Data listing:
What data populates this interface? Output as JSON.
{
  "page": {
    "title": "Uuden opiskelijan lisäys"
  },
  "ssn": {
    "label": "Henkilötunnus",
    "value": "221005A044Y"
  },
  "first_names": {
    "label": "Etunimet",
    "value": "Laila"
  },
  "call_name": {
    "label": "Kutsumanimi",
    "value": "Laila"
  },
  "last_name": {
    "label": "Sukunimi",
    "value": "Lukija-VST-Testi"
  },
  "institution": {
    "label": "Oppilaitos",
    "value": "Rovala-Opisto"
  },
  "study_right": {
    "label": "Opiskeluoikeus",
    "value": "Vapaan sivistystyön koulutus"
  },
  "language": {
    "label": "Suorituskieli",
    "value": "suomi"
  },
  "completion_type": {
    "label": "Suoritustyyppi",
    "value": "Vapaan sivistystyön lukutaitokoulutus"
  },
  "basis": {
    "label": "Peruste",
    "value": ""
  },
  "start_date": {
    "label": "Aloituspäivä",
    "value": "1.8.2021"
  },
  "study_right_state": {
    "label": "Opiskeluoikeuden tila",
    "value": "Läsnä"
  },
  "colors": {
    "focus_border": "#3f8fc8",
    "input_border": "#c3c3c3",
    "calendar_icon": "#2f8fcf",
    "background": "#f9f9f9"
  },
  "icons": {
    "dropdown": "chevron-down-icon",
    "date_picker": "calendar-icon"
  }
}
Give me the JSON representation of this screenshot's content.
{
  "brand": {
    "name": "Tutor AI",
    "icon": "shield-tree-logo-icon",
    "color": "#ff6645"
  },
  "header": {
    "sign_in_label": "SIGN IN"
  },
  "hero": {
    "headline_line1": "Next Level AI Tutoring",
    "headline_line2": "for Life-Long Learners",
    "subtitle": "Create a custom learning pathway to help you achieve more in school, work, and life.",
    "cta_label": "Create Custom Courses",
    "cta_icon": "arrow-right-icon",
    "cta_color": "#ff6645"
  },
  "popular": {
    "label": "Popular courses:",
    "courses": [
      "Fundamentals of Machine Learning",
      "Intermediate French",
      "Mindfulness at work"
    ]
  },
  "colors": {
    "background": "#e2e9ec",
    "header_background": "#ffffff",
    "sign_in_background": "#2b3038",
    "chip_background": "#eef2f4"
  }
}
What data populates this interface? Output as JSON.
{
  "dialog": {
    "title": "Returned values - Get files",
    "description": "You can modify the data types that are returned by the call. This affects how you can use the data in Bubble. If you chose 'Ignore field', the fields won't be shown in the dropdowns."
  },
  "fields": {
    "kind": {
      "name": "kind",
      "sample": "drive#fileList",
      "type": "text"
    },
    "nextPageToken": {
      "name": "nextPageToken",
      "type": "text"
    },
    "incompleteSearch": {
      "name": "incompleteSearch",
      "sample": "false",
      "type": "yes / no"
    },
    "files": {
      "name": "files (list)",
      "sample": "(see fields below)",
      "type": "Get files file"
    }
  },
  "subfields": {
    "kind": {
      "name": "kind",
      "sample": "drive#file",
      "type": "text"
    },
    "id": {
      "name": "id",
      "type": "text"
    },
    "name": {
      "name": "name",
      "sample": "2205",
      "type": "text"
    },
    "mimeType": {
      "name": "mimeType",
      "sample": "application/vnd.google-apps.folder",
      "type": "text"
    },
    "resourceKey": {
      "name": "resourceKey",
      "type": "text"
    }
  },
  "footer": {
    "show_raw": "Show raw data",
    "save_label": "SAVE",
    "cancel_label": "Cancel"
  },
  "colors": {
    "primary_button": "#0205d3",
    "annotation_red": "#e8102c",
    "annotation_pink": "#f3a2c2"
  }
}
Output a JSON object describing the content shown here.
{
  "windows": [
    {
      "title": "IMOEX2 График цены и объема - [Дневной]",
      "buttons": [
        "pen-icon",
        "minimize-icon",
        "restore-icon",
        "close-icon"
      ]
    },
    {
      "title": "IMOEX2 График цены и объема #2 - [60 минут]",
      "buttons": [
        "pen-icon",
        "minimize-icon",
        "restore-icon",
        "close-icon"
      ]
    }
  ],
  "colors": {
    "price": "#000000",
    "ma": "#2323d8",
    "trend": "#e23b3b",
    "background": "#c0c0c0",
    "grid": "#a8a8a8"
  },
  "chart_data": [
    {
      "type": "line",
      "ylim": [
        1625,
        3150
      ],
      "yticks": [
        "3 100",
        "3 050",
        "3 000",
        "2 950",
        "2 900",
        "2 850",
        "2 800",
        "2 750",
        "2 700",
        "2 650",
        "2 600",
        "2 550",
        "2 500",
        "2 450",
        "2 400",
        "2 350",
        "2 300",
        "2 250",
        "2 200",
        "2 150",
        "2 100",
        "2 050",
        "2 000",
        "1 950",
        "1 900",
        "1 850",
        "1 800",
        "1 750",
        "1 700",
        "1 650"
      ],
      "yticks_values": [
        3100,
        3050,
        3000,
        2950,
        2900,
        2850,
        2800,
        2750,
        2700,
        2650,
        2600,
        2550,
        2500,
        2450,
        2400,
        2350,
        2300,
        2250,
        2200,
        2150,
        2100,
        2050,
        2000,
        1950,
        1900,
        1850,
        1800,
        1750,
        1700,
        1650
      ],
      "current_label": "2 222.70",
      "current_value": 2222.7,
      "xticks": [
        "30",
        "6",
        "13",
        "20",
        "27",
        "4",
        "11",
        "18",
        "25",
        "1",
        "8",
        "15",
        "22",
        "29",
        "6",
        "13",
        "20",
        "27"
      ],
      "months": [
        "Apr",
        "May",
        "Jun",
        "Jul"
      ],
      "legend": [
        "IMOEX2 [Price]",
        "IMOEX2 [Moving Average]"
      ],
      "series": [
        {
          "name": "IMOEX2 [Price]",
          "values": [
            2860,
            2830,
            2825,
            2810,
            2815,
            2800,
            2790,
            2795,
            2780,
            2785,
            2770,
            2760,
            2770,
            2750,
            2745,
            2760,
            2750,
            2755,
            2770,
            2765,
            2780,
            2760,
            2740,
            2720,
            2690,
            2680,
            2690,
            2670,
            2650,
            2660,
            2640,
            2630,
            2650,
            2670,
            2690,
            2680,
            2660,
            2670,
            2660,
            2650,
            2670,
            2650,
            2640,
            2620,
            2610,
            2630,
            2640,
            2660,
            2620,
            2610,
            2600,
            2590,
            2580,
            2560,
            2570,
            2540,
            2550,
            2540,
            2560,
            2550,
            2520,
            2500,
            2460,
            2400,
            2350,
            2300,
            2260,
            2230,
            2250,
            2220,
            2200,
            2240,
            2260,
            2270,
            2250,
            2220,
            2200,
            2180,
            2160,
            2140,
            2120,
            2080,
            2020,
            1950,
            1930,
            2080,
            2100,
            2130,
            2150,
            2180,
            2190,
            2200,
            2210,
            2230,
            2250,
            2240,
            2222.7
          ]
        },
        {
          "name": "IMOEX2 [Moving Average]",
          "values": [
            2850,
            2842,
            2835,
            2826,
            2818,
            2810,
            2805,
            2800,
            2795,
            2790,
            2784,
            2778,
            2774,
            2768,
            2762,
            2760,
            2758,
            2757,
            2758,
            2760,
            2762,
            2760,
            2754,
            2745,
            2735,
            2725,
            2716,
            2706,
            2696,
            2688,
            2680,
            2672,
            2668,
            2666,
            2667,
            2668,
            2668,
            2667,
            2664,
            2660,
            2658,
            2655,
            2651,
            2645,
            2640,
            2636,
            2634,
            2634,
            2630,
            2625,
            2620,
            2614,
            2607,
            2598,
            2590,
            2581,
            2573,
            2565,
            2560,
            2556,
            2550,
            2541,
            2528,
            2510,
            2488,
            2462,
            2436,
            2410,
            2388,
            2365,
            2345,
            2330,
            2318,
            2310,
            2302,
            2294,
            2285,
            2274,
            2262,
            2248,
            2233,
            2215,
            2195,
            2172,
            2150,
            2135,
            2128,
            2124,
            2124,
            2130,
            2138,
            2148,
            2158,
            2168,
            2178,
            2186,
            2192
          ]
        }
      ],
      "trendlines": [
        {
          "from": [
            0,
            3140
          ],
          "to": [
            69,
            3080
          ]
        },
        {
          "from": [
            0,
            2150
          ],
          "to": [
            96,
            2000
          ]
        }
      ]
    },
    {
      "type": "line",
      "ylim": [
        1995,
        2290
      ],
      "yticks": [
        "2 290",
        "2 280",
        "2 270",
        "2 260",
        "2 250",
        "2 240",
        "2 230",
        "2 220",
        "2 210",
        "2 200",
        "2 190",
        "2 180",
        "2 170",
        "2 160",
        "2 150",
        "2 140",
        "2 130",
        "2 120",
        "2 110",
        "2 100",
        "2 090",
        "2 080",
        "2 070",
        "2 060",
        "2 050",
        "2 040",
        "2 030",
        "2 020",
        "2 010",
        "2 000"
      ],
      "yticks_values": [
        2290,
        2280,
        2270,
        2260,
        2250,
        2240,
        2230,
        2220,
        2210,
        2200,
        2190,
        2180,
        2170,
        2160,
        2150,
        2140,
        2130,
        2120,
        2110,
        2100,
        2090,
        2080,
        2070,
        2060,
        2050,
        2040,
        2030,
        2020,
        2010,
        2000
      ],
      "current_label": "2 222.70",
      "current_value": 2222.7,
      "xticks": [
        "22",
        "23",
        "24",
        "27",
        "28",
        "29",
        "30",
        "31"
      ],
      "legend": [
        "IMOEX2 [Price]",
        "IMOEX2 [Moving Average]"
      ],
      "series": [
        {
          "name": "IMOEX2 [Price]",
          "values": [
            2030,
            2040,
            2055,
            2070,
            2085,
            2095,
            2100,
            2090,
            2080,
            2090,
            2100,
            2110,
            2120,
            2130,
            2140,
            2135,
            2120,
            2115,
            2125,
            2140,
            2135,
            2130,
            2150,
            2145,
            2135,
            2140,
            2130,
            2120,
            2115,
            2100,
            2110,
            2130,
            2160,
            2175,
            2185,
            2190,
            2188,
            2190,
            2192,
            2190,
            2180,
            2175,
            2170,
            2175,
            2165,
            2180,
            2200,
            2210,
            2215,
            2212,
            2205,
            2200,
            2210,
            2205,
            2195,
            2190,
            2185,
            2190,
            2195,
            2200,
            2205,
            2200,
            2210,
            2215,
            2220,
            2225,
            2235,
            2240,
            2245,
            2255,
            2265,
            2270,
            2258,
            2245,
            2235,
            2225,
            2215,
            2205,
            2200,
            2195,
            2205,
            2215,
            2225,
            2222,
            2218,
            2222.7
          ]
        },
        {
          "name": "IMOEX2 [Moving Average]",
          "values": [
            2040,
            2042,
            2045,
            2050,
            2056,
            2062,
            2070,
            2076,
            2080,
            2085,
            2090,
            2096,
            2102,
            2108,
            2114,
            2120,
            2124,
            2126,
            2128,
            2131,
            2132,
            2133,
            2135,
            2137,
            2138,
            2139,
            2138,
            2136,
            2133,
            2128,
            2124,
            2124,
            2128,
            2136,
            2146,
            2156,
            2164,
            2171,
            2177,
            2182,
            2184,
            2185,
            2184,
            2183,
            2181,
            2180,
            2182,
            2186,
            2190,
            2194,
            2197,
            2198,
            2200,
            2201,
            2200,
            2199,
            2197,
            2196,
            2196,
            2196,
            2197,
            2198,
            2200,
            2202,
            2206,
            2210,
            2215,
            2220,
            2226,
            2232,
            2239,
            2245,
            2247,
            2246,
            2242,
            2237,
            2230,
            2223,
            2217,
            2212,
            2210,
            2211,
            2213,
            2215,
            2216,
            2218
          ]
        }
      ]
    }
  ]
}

DESCRIPTION OF THE TASK:
Look through the listing and extract every line with "sample" in it.

EXERCISE SOLUTION:
      "sample": "drive#fileList",
      "sample": "false",
      "sample": "(see fields below)",
      "sample": "drive#file",
      "sample": "2205",
      "sample": "application/vnd.google-apps.folder",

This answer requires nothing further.